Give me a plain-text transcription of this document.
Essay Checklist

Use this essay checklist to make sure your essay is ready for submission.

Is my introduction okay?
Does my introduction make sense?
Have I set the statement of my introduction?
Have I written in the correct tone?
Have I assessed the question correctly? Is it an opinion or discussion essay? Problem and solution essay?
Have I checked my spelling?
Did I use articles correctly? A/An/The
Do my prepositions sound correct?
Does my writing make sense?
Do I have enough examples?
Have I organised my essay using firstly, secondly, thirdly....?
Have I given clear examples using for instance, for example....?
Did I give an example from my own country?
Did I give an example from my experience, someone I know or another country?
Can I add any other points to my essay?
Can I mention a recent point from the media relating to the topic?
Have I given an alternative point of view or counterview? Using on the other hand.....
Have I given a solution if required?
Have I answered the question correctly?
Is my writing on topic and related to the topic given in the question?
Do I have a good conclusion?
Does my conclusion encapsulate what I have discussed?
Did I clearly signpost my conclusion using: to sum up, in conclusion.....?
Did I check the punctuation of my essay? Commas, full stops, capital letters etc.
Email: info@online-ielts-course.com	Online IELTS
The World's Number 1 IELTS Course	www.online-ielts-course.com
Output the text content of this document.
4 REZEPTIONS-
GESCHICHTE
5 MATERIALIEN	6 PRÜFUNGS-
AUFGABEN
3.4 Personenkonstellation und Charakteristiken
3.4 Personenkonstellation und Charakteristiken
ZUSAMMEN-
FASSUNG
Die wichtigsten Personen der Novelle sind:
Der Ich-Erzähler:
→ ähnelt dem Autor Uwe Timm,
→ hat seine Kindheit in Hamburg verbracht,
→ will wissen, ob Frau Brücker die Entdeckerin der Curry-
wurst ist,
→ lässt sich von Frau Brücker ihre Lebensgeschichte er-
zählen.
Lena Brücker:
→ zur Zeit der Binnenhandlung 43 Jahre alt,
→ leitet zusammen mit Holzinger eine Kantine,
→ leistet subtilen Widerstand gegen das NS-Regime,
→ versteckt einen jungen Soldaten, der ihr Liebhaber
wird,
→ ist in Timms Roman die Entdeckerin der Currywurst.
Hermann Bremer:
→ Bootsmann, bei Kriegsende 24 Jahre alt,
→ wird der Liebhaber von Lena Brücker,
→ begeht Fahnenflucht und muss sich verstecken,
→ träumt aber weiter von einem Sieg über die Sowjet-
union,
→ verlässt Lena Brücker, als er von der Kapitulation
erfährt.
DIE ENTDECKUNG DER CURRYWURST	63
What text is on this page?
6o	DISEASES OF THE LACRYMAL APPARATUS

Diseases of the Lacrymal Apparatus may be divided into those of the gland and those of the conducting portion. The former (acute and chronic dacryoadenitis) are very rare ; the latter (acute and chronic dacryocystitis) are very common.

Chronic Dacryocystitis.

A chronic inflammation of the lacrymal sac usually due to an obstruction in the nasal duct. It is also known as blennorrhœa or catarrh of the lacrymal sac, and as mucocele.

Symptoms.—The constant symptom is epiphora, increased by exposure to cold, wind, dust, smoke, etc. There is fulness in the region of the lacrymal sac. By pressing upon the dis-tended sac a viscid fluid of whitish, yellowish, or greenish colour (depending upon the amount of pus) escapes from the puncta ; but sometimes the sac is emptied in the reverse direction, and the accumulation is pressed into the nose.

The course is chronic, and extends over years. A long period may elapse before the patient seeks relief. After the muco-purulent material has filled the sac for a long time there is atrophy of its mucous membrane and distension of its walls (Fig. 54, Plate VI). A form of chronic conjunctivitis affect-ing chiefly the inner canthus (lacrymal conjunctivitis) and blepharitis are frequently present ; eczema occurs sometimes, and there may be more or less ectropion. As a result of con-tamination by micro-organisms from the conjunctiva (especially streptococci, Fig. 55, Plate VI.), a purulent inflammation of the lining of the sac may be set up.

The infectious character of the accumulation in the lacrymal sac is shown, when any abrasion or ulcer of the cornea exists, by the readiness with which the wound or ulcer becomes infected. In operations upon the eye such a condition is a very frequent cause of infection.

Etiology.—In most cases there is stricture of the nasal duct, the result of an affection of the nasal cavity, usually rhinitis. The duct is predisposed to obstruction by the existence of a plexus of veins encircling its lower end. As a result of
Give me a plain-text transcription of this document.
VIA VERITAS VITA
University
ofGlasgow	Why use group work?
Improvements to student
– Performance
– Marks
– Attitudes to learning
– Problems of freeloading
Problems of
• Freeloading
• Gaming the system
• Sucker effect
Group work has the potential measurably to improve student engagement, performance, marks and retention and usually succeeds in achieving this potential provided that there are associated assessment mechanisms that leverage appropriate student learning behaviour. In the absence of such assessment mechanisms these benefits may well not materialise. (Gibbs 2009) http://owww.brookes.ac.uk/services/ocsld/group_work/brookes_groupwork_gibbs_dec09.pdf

# WHAT IS REQUIRED:
Your task is to report how many lines of the material include the string "learning". Give the number and no other words.

# WORKED ANSWER:
2